**REQUEST**:
Extract each line of the records below that contains the word "миллиметр".

Source data
* START *

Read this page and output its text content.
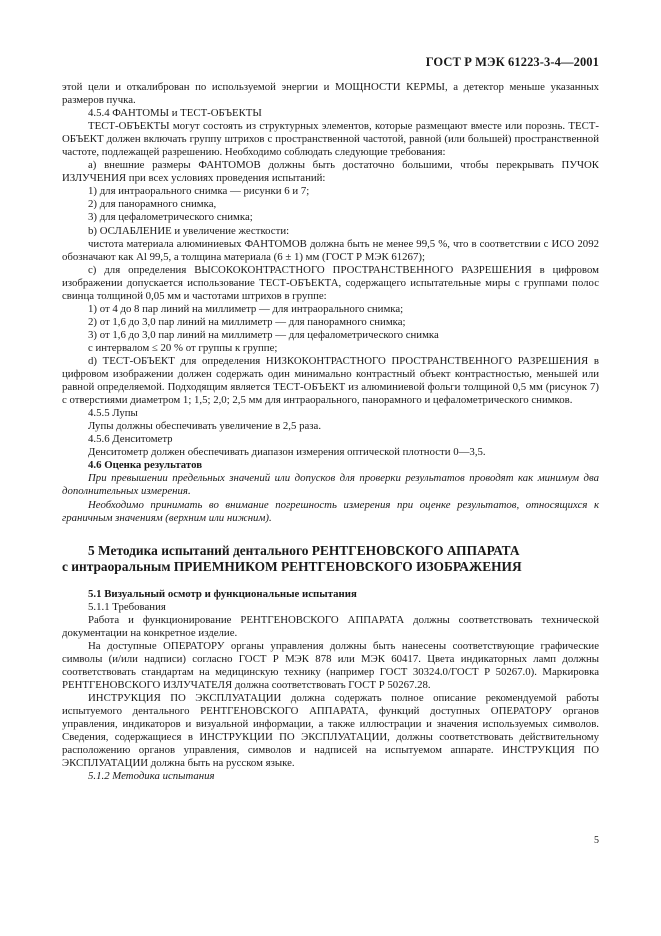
ГОСТ Р МЭК 61223-3-4—2001

этой цели и откалиброван по используемой энергии и МОЩНОСТИ КЕРМЫ, а детектор меньше указанных размеров пучка.

4.5.4 ФАНТОМЫ и ТЕСТ-ОБЪЕКТЫ

ТЕСТ-ОБЪЕКТЫ могут состоять из структурных элементов, которые размещают вместе или порознь. ТЕСТ-ОБЪЕКТ должен включать группу штрихов с пространственной частотой, равной (или большей) пространственной частоте, подлежащей разрешению. Необходимо соблюдать следующие требования:

а) внешние размеры ФАНТОМОВ должны быть достаточно большими, чтобы перекрывать ПУЧОК ИЗЛУЧЕНИЯ при всех условиях проведения испытаний:

1) для интраорального снимка — рисунки 6 и 7;

2) для панорамного снимка,

3) для цефалометрического снимка;

b) ОСЛАБЛЕНИЕ и увеличение жесткости:

чистота материала алюминиевых ФАНТОМОВ должна быть не менее 99,5 %, что в соответствии с ИСО 2092 обозначают как Al 99,5, а толщина материала (6 ± 1) мм (ГОСТ Р МЭК 61267);

с) для определения ВЫСОКОКОНТРАСТНОГО ПРОСТРАНСТВЕННОГО РАЗРЕШЕНИЯ в цифровом изображении допускается использование ТЕСТ-ОБЪЕКТА, содержащего испытательные миры с группами полос свинца толщиной 0,05 мм и частотами штрихов в группе:

1) от 4 до 8 пар линий на миллиметр — для интраорального снимка;

2) от 1,6 до 3,0 пар линий на миллиметр — для панорамного снимка;

3) от 1,6 до 3,0 пар линий на миллиметр — для цефалометрического снимка

с интервалом ≤ 20 % от группы к группе;

d) ТЕСТ-ОБЪЕКТ для определения НИЗКОКОНТРАСТНОГО ПРОСТРАНСТВЕННОГО РАЗРЕШЕНИЯ в цифровом изображении должен содержать один минимально контрастный объект контрастностью, меньшей или равной определяемой. Подходящим является ТЕСТ-ОБЪЕКТ из алюминиевой фольги толщиной 0,5 мм (рисунок 7) с отверстиями диаметром 1; 1,5; 2,0; 2,5 мм для интраорального, панорамного и цефалометрического снимков.

4.5.5 Лупы

Лупы должны обеспечивать увеличение в 2,5 раза.

4.5.6 Денситометр

Денситометр должен обеспечивать диапазон измерения оптической плотности 0—3,5.

4.6 Оценка результатов

При превышении предельных значений или допусков для проверки результатов проводят как минимум два дополнительных измерения.

Необходимо принимать во внимание погрешность измерения при оценке результатов, относящихся к граничным значениям (верхним или нижним).

5 Методика испытаний дентального РЕНТГЕНОВСКОГО АППАРАТА
с интраоральным ПРИЕМНИКОМ РЕНТГЕНОВСКОГО ИЗОБРАЖЕНИЯ

5.1 Визуальный осмотр и функциональные испытания

5.1.1 Требования

Работа и функционирование РЕНТГЕНОВСКОГО АППАРАТА должны соответствовать технической документации на конкретное изделие.

На доступные ОПЕРАТОРУ органы управления должны быть нанесены соответствующие графические символы (и/или надписи) согласно ГОСТ Р МЭК 878 или МЭК 60417. Цвета индикаторных ламп должны соответствовать стандартам на медицинскую технику (например ГОСТ 30324.0/ГОСТ Р 50267.0). Маркировка РЕНТГЕНОВСКОГО ИЗЛУЧАТЕЛЯ должна соответствовать ГОСТ Р 50267.28.

ИНСТРУКЦИЯ ПО ЭКСПЛУАТАЦИИ должна содержать полное описание рекомендуемой работы испытуемого дентального РЕНТГЕНОВСКОГО АППАРАТА, функций доступных ОПЕРАТОРУ органов управления, индикаторов и визуальной информации, а также иллюстрации и значения используемых символов. Сведения, содержащиеся в ИНСТРУКЦИИ ПО ЭКСПЛУАТАЦИИ, должны соответствовать действительному расположению органов управления, символов и надписей на испытуемом аппарате. ИНСТРУКЦИЯ ПО ЭКСПЛУАТАЦИИ должна быть на русском языке.

5.1.2 Методика испытания

5
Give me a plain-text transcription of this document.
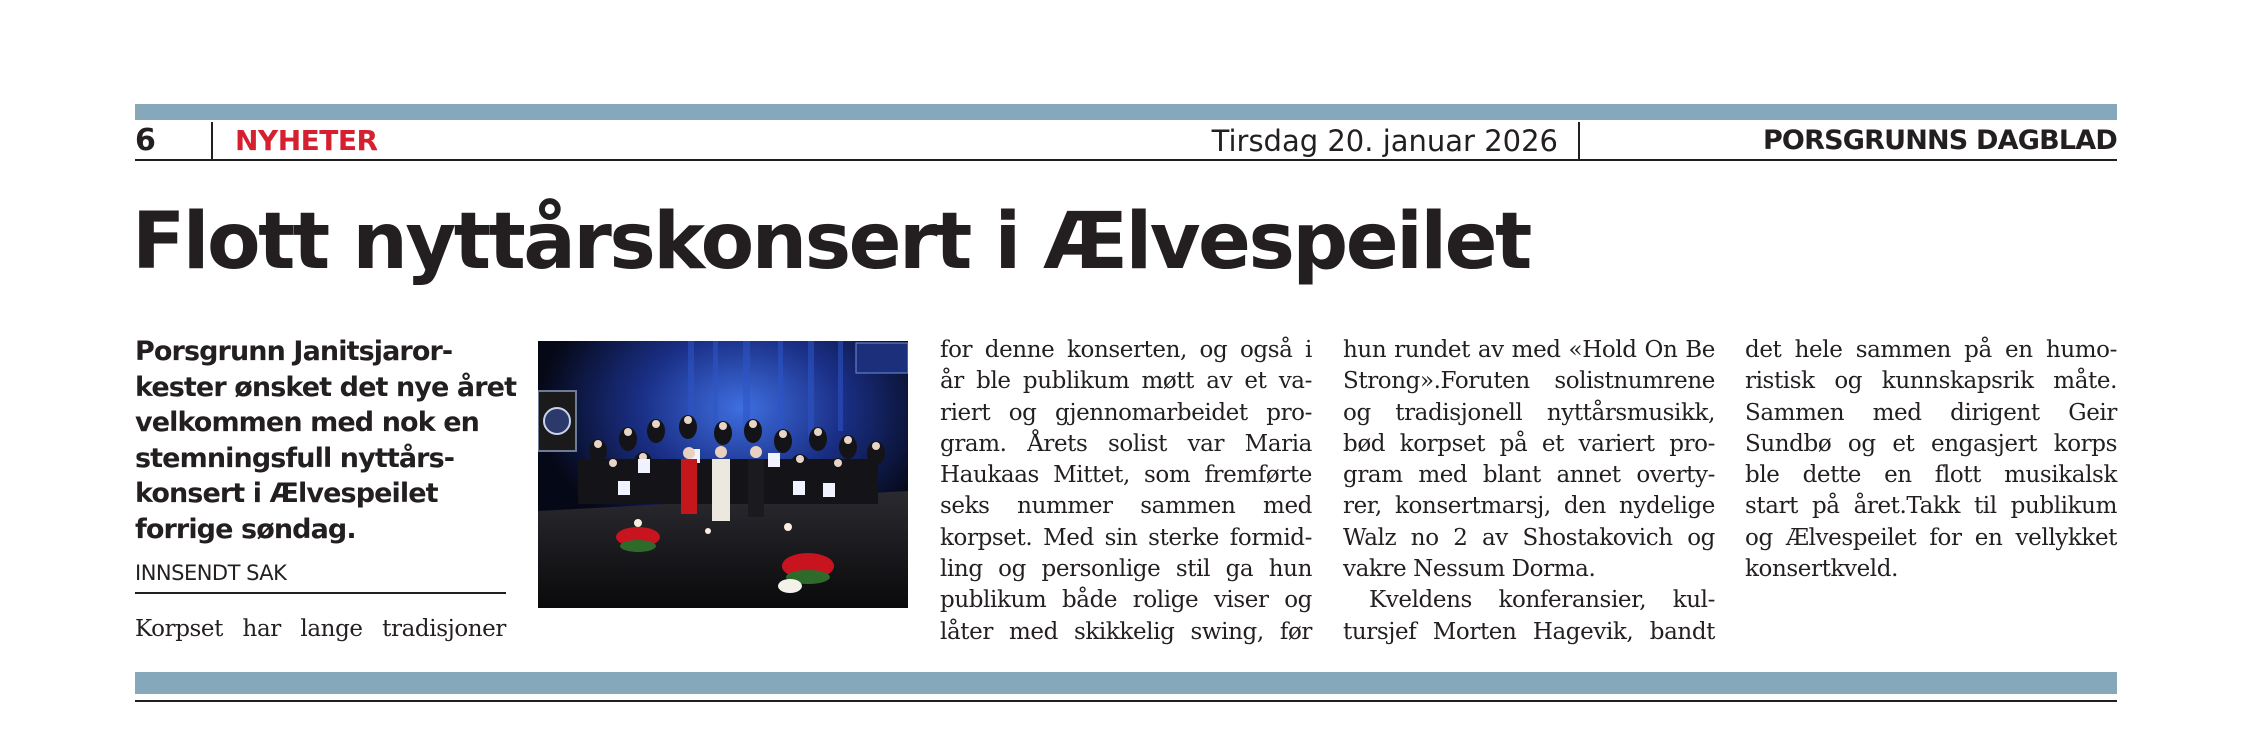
6	NYHETER	Tirsdag 20. januar 2026	PORSGRUNNS DAGBLAD
Flott nyttårskonsert i Ælvespeilet
Porsgrunn Janitsjaror-
kester ønsket det nye året
velkommen med nok en
stemningsfull nyttårs-
konsert i Ælvespeilet
forrige søndag.
INNSENDT SAK
Korpset har lange tradisjoner
for denne konserten, og også i
år ble publikum møtt av et va-
riert og gjennomarbeidet pro-
gram. Årets solist var Maria
Haukaas Mittet, som fremførte
seks nummer sammen med
korpset. Med sin sterke formid-
ling og personlige stil ga hun
publikum både rolige viser og
låter med skikkelig swing, før
hun rundet av med «Hold On Be
Strong».Foruten solistnumrene
og tradisjonell nyttårsmusikk,
bød korpset på et variert pro-
gram med blant annet overty-
rer, konsertmarsj, den nydelige
Walz no 2 av Shostakovich og
vakre Nessum Dorma.
Kveldens konferansier, kul-
tursjef Morten Hagevik, bandt
det hele sammen på en humo-
ristisk og kunnskapsrik måte.
Sammen med dirigent Geir
Sundbø og et engasjert korps
ble dette en flott musikalsk
start på året.Takk til publikum
og Ælvespeilet for en vellykket
konsertkveld.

* END *

**FINISHED EXERCISE**:
1) от 4 до 8 пар линий на миллиметр — для интраорального снимка;
2) от 1,6 до 3,0 пар линий на миллиметр — для панорамного снимка;
3) от 1,6 до 3,0 пар линий на миллиметр — для цефалометрического снимка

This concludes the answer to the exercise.